To do:
A) Answer these questions about the Evolution bug thread:
(i) What is the plugin called in Evolution's Edit->Plugins?
(ii) Which contacts does John Keller confirm cause the lock-up?
(iii) According to Milan Crha, what does the plugin do when a similar contact already exists?
B) Carry the Evolution bug thread on past its last sentence.

┌─ Article

Oh, I forgot to mention, the contact is added from Pidgin by bbdb Evolution plugin, which is named "Automatic Contacts" in Evolution's Edit->Plugins, and its setup is in Edit->Preferences->Mail Preferences->tab Automatic Contacts, section Instant messaging contacts. You've right that the plugin adds images to contacts if they are available from Pidgin.

This can be also related to IM information stored on the contact, as most protocols has its own icon shown in the preview pane of the contact, where I believe this is freezing.

(Maybe contacts with more than one IM protocol filled?)
Comment 9 John Keller 2011-01-05 19:02:19 UTC
(In reply to comment #8)
> (In reply to comment #7)
> > This contact "Joe Smith" will be pulled in by Pidgin. Pidgin then seems to do
> > something that adds an image to the Evolution data for that contact. If I try
> > to view the contact within Evolution, it freezes completely.
> 
> Oh, I forgot to mention, the contact is added from Pidgin by bbdb Evolution
> plugin, which is named "Automatic Contacts" in Evolution's Edit->Plugins, and
> its setup is in Edit->Preferences->Mail Preferences->tab Automatic Contacts,
> section Instant messaging contacts. You've right that the plugin adds images to
> contacts if they are available from Pidgin.

Hm, I hadn't realized that it was two way (Pidgin pulls in contacts, Evolution pulls in avatar images). Maybe my previous version of Evo was old enough that it was only in one direction (Pidgin plugin to get Evo contacts)?

> This can be also related to IM information stored on the contact, as most
> protocols has its own icon shown in the preview pane of the contact, where I
> believe this is freezing.
> 
> (Maybe contacts with more than one IM protocol filled?)

Good point! I can confirm that it seems to lock only for contacts with more than one IM protocol. When I view contacts with only one IM username, they display in the preview pane and I can open them in the edit dialog. But any contact with two or more IM usernames seems to lock up.

I'm not sure about the case where a contact has more than one username defined for the same IM protocol but not for other protocols. My own contact has two MSN usernames, but it also has other protocols like Yahoo and AIM, so I can't test a "pure" multi-username, mono-protocol case.
Comment 10 Milan Crha 2011-01-05 19:35:50 UTC
(In reply to comment #9)
> Hm, I hadn't realized that it was two way (Pidgin pulls in contacts, Evolution
> pulls in avatar images). Maybe my previous version of Evo was old enough that
> it was only in one direction (Pidgin plugin to get Evo contacts)?

I'm not sure what the evolution plugin in Pidgin does, to be honest, but the one in Evolution, I described above, reads list of contacts from the pidgin's contact list and adds these contacts into configured address book with as much information as it is able to gather. If similar contact already exists, then it merges the information into it.

└─
┌─ Information provided

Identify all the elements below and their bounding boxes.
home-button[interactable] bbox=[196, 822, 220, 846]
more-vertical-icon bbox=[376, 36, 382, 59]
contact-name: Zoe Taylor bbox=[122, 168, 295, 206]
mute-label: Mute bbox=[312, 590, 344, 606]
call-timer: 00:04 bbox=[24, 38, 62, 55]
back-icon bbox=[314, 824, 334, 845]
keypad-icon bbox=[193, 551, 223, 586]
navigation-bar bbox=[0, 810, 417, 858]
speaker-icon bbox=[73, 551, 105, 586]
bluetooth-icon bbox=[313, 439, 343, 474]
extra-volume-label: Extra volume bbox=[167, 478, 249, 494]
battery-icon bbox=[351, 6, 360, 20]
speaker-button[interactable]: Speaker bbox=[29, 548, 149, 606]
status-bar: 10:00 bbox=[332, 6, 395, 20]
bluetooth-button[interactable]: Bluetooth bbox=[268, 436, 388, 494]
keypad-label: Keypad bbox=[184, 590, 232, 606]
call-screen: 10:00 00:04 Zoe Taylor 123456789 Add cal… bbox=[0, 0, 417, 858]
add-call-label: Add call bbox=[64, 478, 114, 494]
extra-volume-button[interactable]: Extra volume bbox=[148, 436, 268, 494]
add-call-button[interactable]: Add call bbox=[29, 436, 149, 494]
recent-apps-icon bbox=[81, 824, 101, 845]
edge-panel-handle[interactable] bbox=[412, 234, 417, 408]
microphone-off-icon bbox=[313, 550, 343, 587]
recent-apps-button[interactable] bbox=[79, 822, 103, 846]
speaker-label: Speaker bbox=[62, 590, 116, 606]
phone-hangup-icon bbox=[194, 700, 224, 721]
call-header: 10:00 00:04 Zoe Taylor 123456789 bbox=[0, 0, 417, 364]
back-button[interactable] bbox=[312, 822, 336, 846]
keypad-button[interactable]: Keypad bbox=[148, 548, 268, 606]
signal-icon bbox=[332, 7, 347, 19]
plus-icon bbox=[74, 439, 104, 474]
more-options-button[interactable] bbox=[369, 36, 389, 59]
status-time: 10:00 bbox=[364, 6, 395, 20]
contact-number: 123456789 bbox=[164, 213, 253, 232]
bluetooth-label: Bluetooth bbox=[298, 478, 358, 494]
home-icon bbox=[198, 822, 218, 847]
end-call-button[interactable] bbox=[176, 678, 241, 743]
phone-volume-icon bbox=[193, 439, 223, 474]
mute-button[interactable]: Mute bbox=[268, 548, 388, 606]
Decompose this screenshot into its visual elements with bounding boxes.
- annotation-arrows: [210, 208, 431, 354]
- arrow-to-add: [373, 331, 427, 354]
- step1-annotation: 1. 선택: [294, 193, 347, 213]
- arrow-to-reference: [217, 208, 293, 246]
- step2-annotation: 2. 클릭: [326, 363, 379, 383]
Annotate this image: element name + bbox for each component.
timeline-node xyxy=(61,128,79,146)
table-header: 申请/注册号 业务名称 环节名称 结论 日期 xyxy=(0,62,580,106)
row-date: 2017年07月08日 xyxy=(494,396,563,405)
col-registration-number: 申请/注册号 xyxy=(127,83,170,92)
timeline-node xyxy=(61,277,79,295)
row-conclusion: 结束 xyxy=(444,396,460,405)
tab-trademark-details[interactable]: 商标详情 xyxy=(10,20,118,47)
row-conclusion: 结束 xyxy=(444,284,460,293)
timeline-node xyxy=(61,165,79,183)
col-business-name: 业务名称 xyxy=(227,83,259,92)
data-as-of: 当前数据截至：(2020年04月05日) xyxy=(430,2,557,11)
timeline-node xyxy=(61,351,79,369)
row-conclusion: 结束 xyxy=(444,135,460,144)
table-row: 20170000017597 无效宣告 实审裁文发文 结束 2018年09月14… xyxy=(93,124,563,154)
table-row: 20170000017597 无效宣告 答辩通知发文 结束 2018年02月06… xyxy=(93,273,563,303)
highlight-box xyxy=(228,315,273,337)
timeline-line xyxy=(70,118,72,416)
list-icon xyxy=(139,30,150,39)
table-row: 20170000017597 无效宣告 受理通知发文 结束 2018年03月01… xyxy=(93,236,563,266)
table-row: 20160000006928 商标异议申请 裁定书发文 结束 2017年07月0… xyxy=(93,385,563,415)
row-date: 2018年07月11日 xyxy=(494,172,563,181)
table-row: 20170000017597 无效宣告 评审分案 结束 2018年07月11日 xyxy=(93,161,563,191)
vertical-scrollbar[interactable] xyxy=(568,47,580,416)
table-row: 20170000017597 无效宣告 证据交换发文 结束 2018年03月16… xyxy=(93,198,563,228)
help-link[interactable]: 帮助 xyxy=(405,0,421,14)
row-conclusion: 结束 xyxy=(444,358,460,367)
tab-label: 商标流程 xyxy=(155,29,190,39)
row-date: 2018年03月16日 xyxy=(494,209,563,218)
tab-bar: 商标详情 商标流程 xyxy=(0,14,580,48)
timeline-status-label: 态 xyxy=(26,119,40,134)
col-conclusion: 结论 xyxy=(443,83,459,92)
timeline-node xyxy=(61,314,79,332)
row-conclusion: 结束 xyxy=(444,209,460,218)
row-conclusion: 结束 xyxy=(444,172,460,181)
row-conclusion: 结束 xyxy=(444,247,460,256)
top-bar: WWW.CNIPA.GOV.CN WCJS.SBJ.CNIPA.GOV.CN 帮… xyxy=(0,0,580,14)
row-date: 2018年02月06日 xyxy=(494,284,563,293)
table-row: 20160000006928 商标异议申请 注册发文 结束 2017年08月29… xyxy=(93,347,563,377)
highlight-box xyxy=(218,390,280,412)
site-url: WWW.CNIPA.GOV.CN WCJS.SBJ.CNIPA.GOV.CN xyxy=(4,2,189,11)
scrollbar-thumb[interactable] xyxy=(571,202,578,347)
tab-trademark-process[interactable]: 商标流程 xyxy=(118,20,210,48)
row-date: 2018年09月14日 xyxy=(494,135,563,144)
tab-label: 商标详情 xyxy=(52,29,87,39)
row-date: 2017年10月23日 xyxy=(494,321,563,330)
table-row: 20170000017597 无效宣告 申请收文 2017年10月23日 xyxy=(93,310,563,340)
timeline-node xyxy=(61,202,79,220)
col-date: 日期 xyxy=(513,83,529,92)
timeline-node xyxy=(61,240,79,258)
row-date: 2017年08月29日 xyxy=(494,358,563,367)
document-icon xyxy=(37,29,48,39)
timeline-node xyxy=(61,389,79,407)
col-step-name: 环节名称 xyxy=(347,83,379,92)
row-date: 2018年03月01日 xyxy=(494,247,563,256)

└─

Task responses:
A)
(i) "Automatic Contacts."
(ii) Contacts with more than one IM protocol, meaning any contact with two or more IM usernames.
(iii) It merges the information into the existing contact.

B)
Comment 11 John Keller 2011-01-05 21:07:36 UTC
(In reply to comment #10)
> (In reply to comment #9)
> > Hm, I hadn't realized that it was two way (Pidgin pulls in contacts, Evolution
> > pulls in avatar images). Maybe my previous version of Evo was old enough that
> > it was only in one direction (Pidgin plugin to get Evo contacts)?
> 
> I'm not sure what the evolution plugin in Pidgin does, to be honest, but the
> one in Evolution, I described above, reads list of contacts from the pidgin's
> contact list and adds these contacts into configured address book with as much
> information as it is able to gather. If similar contact already exists, then it
> merges the information into it.

The Pidgin's Evo plugin, to my understanding, basically reads the Evo contacts and compares IM usernames to its buddy list. If the username doesn't exist as a buddy, it automates the invitation to that person; else, it doesn't do anything.

I looked at the Evo plugin preferences (Preferences : Mail Preferences : Automatic Contacts). I'd forgotten to try that before replying earlier.

As it turns out, neither option is checked (neither "Create address book entries when sending mails" nor "Synchronize contact info and images from Pidgin buddy list"). And I know that I haven't clicked the button "Synchronize with buddy list now".

So I'm uncertain how it happened, despite the freeze consistently resulting from the same type of contact (having more than one IM protocol).

On a tangent, I'm wondering if an endless loop couldn't possibly result from Evo's "Automatic Contacts" plugin syncing with Pidgin, and Pidgin's "Evolution Integration" syncing with Evo. At least both are disabled on my computer for now...
Comment 12 Milan Crha 2011-01-06 10:09:07 UTC
(In reply to comment #11)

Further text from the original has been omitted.